# [Work instructions]
**a.** Can you reproduce the email thread about the Foreman SELinux policy word for word from "I agree with" to "httpd_foreman_script_exec_t used for?"?
**b.** Can you carry on the email thread about the Foreman SELinux policy, picking up after its last line?

>>> Hi,
>>>
>>> I've been working on a SElinux policy - it's ready for testing. Given the lack of testing outside of my local environments, I wouldn't recommend running this in a production environment yet - there will almost certainly be edge cases I haven't caught.
>>>
>>> There's support for all three major database engines and it assumes you're running under Passenger.
>>>
>>> Here is how to test it out:
>>>
>>> 1. Ensure selinux is enforcing (run getenforce
if you're unsure)
>>> 2. wget http://skottler.fedorapeople.org/foreman/selinux/foreman.pp
>>> 3. semodule -i foreman.pp
>> /me dusts off his SELinux skills
> Thanks for testing!
>
>> So looking first at the file context regexes it's added:
>>
>> Should config files be labelled as logs? Maybe etc_t or a dedicated type?
>>
>> /etc/foreman(/.*)? all files
>> system_u:object_r:httpd_foreman_script_log_t:s0
> I don't think the configuration should be labelled as a log. etc_t seems
> fine, but it might make sense to create foreman_config_t. Completely
> open to ideas on that front.
I agree with foreman_config_t.
>> What paths should this be matching?
>>
>> foreman regular file
>> system_u:object_r:httpd_foreman_script_exec_t:s0
Any thoughts on that - what's httpd_foreman_script_exec_t used for?
>> I'm getting an AVC from the "Passenger ApplicationSpawner:
>> /usr/share/foreman" process trying to write to my sqlite database:
>>
>> type=AVC msg=audit(1362590838.549:39197): avc: denied { write } for
>> pid=2093 comm="ruby" name="production.sqlite3" dev=dm-0 ino=521782
>> scontext=system_u:system_r:httpd_t:s0
>> tcontext=unconfined_u:object_r:var_lib_t:s0 tclass=file
> I can't reproduce this on RHEL 6.4 - is there anything special about
> your environment? Are you using /usr/share/foreman for your installation?

# [Information provided]
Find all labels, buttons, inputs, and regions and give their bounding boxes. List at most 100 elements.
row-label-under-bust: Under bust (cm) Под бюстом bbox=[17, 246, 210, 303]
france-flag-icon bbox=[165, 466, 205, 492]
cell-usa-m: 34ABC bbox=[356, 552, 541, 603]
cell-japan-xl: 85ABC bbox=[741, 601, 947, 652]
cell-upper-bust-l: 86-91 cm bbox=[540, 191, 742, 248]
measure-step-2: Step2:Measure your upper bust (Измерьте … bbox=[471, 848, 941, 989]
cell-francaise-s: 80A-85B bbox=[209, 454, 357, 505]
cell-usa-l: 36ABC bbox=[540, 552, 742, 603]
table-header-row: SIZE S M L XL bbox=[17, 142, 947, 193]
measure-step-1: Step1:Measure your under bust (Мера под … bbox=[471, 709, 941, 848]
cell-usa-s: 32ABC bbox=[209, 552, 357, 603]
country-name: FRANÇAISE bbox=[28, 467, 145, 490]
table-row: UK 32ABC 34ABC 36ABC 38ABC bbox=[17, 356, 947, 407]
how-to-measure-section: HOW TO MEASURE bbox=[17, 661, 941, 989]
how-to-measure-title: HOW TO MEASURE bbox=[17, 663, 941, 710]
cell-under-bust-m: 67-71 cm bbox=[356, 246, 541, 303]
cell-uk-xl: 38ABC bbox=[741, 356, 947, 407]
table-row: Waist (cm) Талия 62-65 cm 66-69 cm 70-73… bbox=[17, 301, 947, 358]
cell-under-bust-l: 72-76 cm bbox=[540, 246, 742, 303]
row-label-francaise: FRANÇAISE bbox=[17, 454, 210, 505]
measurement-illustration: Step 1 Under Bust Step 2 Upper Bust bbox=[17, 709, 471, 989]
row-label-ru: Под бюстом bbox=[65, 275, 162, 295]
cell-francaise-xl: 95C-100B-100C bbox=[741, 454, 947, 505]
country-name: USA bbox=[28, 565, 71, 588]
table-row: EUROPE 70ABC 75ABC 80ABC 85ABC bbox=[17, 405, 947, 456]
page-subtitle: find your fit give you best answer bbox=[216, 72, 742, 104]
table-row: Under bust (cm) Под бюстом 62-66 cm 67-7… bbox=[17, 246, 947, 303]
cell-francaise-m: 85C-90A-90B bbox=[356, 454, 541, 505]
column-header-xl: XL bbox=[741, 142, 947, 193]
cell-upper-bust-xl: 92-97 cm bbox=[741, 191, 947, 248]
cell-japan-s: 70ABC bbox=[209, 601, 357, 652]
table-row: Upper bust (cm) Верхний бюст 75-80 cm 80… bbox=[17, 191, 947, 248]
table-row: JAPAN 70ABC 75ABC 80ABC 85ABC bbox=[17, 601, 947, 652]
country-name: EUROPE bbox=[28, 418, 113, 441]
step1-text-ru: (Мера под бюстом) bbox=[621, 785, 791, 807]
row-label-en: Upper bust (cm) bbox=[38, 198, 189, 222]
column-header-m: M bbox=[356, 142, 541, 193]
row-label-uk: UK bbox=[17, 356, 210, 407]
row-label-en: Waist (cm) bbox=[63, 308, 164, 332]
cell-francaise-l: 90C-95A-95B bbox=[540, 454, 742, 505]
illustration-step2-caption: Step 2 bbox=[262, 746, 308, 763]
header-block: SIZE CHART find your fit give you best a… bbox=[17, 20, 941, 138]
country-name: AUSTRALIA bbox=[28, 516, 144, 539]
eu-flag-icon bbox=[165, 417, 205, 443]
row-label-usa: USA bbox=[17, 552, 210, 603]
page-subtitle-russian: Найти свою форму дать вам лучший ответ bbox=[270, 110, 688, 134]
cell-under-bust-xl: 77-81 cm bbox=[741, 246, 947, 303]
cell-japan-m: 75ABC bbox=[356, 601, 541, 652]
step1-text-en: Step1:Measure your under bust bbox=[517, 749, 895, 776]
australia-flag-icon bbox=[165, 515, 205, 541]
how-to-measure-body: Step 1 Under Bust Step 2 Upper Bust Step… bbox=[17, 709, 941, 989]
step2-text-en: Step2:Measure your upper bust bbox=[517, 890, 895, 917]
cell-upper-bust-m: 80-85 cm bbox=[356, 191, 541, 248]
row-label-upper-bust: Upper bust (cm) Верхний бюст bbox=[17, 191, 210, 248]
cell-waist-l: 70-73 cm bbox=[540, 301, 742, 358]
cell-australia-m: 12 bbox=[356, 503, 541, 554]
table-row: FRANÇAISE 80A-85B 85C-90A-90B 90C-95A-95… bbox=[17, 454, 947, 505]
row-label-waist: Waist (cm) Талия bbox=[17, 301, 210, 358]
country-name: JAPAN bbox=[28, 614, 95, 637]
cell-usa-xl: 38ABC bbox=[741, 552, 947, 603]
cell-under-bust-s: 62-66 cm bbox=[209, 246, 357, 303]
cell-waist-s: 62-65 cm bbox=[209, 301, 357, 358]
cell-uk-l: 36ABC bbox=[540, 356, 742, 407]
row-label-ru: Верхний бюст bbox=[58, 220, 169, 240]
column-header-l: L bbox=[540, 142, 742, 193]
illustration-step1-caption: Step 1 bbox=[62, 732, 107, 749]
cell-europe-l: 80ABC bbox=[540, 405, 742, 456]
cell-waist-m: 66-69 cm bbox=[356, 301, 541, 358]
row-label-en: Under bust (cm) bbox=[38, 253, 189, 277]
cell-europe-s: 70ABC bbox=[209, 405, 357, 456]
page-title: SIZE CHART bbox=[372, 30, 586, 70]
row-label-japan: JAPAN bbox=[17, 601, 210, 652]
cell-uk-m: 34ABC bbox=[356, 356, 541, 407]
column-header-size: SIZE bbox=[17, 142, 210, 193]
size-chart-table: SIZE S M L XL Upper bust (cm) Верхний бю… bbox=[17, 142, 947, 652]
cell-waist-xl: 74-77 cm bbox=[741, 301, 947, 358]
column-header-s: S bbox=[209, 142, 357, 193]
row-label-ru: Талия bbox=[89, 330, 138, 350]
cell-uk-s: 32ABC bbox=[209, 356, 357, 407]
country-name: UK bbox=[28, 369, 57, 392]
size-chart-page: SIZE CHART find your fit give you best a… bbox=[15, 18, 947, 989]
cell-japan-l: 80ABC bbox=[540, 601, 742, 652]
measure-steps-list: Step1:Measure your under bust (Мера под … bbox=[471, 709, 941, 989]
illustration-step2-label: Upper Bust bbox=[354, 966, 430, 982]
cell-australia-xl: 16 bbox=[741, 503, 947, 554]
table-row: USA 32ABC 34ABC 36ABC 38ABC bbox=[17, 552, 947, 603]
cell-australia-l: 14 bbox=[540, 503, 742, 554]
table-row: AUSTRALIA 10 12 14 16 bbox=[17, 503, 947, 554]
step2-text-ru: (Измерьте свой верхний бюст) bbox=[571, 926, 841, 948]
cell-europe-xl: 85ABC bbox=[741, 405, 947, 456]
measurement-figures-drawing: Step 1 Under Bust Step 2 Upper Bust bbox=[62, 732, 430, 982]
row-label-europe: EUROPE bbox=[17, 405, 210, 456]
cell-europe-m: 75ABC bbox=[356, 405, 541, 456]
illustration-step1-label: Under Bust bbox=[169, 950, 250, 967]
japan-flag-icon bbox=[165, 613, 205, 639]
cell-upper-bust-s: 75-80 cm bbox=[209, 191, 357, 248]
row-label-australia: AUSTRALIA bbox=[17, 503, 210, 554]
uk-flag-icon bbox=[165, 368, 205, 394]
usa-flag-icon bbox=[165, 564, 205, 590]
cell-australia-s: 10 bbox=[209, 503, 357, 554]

# [Outputs]
**a.**
I agree with foreman_config_t.
>> What paths should this be matching?
>>
>> foreman regular file
>> system_u:object_r:httpd_foreman_script_exec_t:s0
Any thoughts on that - what's httpd_foreman_script_exec_t used for?

**b.**
There are special things, but hopefully this isn't one of them 
It's a package install, so /usr/share/foreman/db is a symlink to
/var/lib/foreman/db. I don't see any rules permitting httpd_t write
access to var_lib_t files:
sesearch --allow -s httpd_t -t var_lib_t
Found 7 semantic av rules:
allow httpd_t var_lib_t : file { ioctl read getattr lock open } ;
allow httpd_t var_lib_t : dir { ioctl read write getattr lock
add_name remove_name search open } ;
^^ only directories here
allow httpd_t var_lib_t : lnk_file { read getattr } ;
allow httpd_t file_type : filesystem getattr ;
allow daemon var_lib_t : dir { getattr search open } ;
allow httpd_t var_lib_t : dir { getattr search open } ;
allow httpd_t var_lib_t : dir { getattr search open } ;
>> I guess it should be labelled something other than var_lib_t, but what?
> var_lib_t seemed to be the closest thing to reasonable, but in
> retrospect that probably isn't true 
>
> Let me think on this and dig around to find how others are doing it.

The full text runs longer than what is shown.